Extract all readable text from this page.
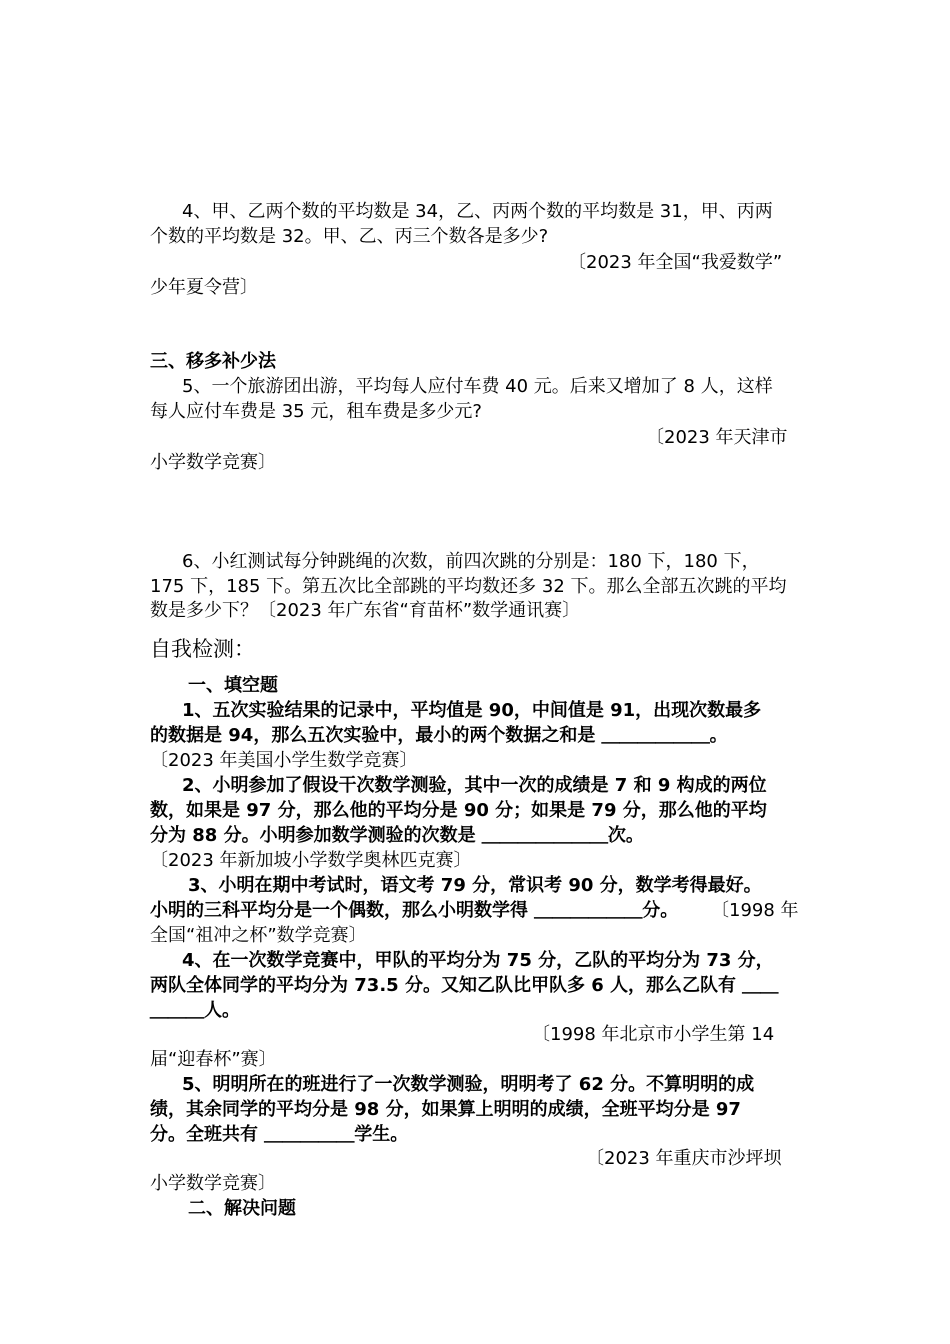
4、甲、乙两个数的平均数是 34，乙、丙两个数的平均数是 31，甲、丙两
个数的平均数是 32。甲、乙、丙三个数各是多少?
〔2023 年全国“我爱数学”
少年夏令营〕
三、移多补少法
5、一个旅游团出游，平均每人应付车费 40 元。后来又增加了 8 人，这样
每人应付车费是 35 元，租车费是多少元?
〔2023 年天津市
小学数学竞赛〕
6、小红测试每分钟跳绳的次数，前四次跳的分别是：180 下，180 下，
175 下，185 下。第五次比全部跳的平均数还多 32 下。那么全部五次跳的平均
数是多少下？〔2023 年广东省“育苗杯”数学通讯赛〕
自我检测：
一、填空题
1、五次实验结果的记录中，平均值是 90，中间值是 91，出现次数最多
的数据是 94，那么五次实验中，最小的两个数据之和是 ＿＿＿＿＿＿。
〔2023 年美国小学生数学竞赛〕
2、小明参加了假设干次数学测验，其中一次的成绩是 7 和 9 构成的两位
数，如果是 97 分，那么他的平均分是 90 分；如果是 79 分，那么他的平均
分为 88 分。小明参加数学测验的次数是 ＿＿＿＿＿＿＿次。
〔2023 年新加坡小学数学奥林匹克赛〕
3、小明在期中考试时，语文考 79 分，常识考 90 分，数学考得最好。
小明的三科平均分是一个偶数，那么小明数学得 ＿＿＿＿＿＿分。 〔1998 年
全国“祖冲之杯”数学竞赛〕
4、在一次数学竞赛中，甲队的平均分为 75 分，乙队的平均分为 73 分，
两队全体同学的平均分为 73.5 分。又知乙队比甲队多 6 人，那么乙队有 ＿＿
＿＿＿人。
〔1998 年北京市小学生第 14
届“迎春杯”赛〕
5、明明所在的班进行了一次数学测验，明明考了 62 分。不算明明的成
绩，其余同学的平均分是 98 分，如果算上明明的成绩，全班平均分是 97
分。全班共有 ＿＿＿＿＿学生。
〔2023 年重庆市沙坪坝
小学数学竞赛〕
二、解决问题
──────────────────────────────
§ **REQUIRED TASK**
Print the entries above exactly, taking out only the pictures.

§ **TASK RESPONSE**
Extract all readable text from this page.
4、甲、乙两个数的平均数是 34，乙、丙两个数的平均数是 31，甲、丙两
个数的平均数是 32。甲、乙、丙三个数各是多少?
〔2023 年全国“我爱数学”
少年夏令营〕
三、移多补少法
5、一个旅游团出游，平均每人应付车费 40 元。后来又增加了 8 人，这样
每人应付车费是 35 元，租车费是多少元?
〔2023 年天津市
小学数学竞赛〕
6、小红测试每分钟跳绳的次数，前四次跳的分别是：180 下，180 下，
175 下，185 下。第五次比全部跳的平均数还多 32 下。那么全部五次跳的平均
数是多少下？〔2023 年广东省“育苗杯”数学通讯赛〕
自我检测：
一、填空题
1、五次实验结果的记录中，平均值是 90，中间值是 91，出现次数最多
的数据是 94，那么五次实验中，最小的两个数据之和是 ＿＿＿＿＿＿。
〔2023 年美国小学生数学竞赛〕
2、小明参加了假设干次数学测验，其中一次的成绩是 7 和 9 构成的两位
数，如果是 97 分，那么他的平均分是 90 分；如果是 79 分，那么他的平均
分为 88 分。小明参加数学测验的次数是 ＿＿＿＿＿＿＿次。
〔2023 年新加坡小学数学奥林匹克赛〕
3、小明在期中考试时，语文考 79 分，常识考 90 分，数学考得最好。
小明的三科平均分是一个偶数，那么小明数学得 ＿＿＿＿＿＿分。 〔1998 年
全国“祖冲之杯”数学竞赛〕
4、在一次数学竞赛中，甲队的平均分为 75 分，乙队的平均分为 73 分，
两队全体同学的平均分为 73.5 分。又知乙队比甲队多 6 人，那么乙队有 ＿＿
＿＿＿人。
〔1998 年北京市小学生第 14
届“迎春杯”赛〕
5、明明所在的班进行了一次数学测验，明明考了 62 分。不算明明的成
绩，其余同学的平均分是 98 分，如果算上明明的成绩，全班平均分是 97
分。全班共有 ＿＿＿＿＿学生。
〔2023 年重庆市沙坪坝
小学数学竞赛〕
二、解决问题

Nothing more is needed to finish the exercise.